** Begin Records supplied **

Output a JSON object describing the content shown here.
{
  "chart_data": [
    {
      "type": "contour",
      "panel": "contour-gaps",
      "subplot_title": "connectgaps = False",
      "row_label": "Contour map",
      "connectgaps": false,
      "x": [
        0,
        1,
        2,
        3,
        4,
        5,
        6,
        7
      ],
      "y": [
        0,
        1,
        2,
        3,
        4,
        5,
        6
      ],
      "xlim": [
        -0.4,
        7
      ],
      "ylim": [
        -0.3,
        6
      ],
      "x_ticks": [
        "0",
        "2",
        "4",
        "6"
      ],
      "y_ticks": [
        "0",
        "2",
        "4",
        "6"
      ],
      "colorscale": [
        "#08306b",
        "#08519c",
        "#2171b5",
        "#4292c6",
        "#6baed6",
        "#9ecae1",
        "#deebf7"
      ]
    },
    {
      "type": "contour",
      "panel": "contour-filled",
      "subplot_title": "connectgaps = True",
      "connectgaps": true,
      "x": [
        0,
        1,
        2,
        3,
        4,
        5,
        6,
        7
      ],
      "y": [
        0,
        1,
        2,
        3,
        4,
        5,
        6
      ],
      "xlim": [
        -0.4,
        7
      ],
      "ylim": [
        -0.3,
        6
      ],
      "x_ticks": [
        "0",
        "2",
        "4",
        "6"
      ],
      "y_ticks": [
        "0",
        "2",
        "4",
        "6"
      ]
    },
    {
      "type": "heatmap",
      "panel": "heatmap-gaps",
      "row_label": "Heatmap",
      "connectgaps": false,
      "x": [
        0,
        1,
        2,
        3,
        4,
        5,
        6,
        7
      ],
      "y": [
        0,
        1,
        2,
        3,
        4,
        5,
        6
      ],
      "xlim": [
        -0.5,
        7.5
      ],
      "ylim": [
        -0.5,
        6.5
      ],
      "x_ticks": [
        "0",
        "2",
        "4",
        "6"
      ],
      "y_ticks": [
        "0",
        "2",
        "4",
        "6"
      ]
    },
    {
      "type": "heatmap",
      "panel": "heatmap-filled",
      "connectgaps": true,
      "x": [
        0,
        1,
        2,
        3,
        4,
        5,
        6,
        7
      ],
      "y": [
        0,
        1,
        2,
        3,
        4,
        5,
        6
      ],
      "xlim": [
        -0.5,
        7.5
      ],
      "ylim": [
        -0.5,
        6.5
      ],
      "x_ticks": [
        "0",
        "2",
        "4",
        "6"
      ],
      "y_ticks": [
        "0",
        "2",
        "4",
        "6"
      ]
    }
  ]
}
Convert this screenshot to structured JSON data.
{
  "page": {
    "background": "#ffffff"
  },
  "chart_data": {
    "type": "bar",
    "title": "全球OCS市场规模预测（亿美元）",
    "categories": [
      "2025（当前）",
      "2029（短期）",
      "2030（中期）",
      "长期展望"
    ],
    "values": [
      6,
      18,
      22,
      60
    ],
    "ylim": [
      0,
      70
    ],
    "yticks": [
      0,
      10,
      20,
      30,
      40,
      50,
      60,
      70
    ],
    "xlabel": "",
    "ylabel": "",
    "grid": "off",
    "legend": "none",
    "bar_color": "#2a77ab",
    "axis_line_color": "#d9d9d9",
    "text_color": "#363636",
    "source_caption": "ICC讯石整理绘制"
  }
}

** End Records supplied **

-- Written exercise --
Using the data above, reproduce every line exactly.

-- Result below --
Output a JSON object describing the content shown here.
{
  "chart_data": [
    {
      "type": "contour",
      "panel": "contour-gaps",
      "subplot_title": "connectgaps = False",
      "row_label": "Contour map",
      "connectgaps": false,
      "x": [
        0,
        1,
        2,
        3,
        4,
        5,
        6,
        7
      ],
      "y": [
        0,
        1,
        2,
        3,
        4,
        5,
        6
      ],
      "xlim": [
        -0.4,
        7
      ],
      "ylim": [
        -0.3,
        6
      ],
      "x_ticks": [
        "0",
        "2",
        "4",
        "6"
      ],
      "y_ticks": [
        "0",
        "2",
        "4",
        "6"
      ],
      "colorscale": [
        "#08306b",
        "#08519c",
        "#2171b5",
        "#4292c6",
        "#6baed6",
        "#9ecae1",
        "#deebf7"
      ]
    },
    {
      "type": "contour",
      "panel": "contour-filled",
      "subplot_title": "connectgaps = True",
      "connectgaps": true,
      "x": [
        0,
        1,
        2,
        3,
        4,
        5,
        6,
        7
      ],
      "y": [
        0,
        1,
        2,
        3,
        4,
        5,
        6
      ],
      "xlim": [
        -0.4,
        7
      ],
      "ylim": [
        -0.3,
        6
      ],
      "x_ticks": [
        "0",
        "2",
        "4",
        "6"
      ],
      "y_ticks": [
        "0",
        "2",
        "4",
        "6"
      ]
    },
    {
      "type": "heatmap",
      "panel": "heatmap-gaps",
      "row_label": "Heatmap",
      "connectgaps": false,
      "x": [
        0,
        1,
        2,
        3,
        4,
        5,
        6,
        7
      ],
      "y": [
        0,
        1,
        2,
        3,
        4,
        5,
        6
      ],
      "xlim": [
        -0.5,
        7.5
      ],
      "ylim": [
        -0.5,
        6.5
      ],
      "x_ticks": [
        "0",
        "2",
        "4",
        "6"
      ],
      "y_ticks": [
        "0",
        "2",
        "4",
        "6"
      ]
    },
    {
      "type": "heatmap",
      "panel": "heatmap-filled",
      "connectgaps": true,
      "x": [
        0,
        1,
        2,
        3,
        4,
        5,
        6,
        7
      ],
      "y": [
        0,
        1,
        2,
        3,
        4,
        5,
        6
      ],
      "xlim": [
        -0.5,
        7.5
      ],
      "ylim": [
        -0.5,
        6.5
      ],
      "x_ticks": [
        "0",
        "2",
        "4",
        "6"
      ],
      "y_ticks": [
        "0",
        "2",
        "4",
        "6"
      ]
    }
  ]
}
Convert this screenshot to structured JSON data.
{
  "page": {
    "background": "#ffffff"
  },
  "chart_data": {
    "type": "bar",
    "title": "全球OCS市场规模预测（亿美元）",
    "categories": [
      "2025（当前）",
      "2029（短期）",
      "2030（中期）",
      "长期展望"
    ],
    "values": [
      6,
      18,
      22,
      60
    ],
    "ylim": [
      0,
      70
    ],
    "yticks": [
      0,
      10,
      20,
      30,
      40,
      50,
      60,
      70
    ],
    "xlabel": "",
    "ylabel": "",
    "grid": "off",
    "legend": "none",
    "bar_color": "#2a77ab",
    "axis_line_color": "#d9d9d9",
    "text_color": "#363636",
    "source_caption": "ICC讯石整理绘制"
  }
}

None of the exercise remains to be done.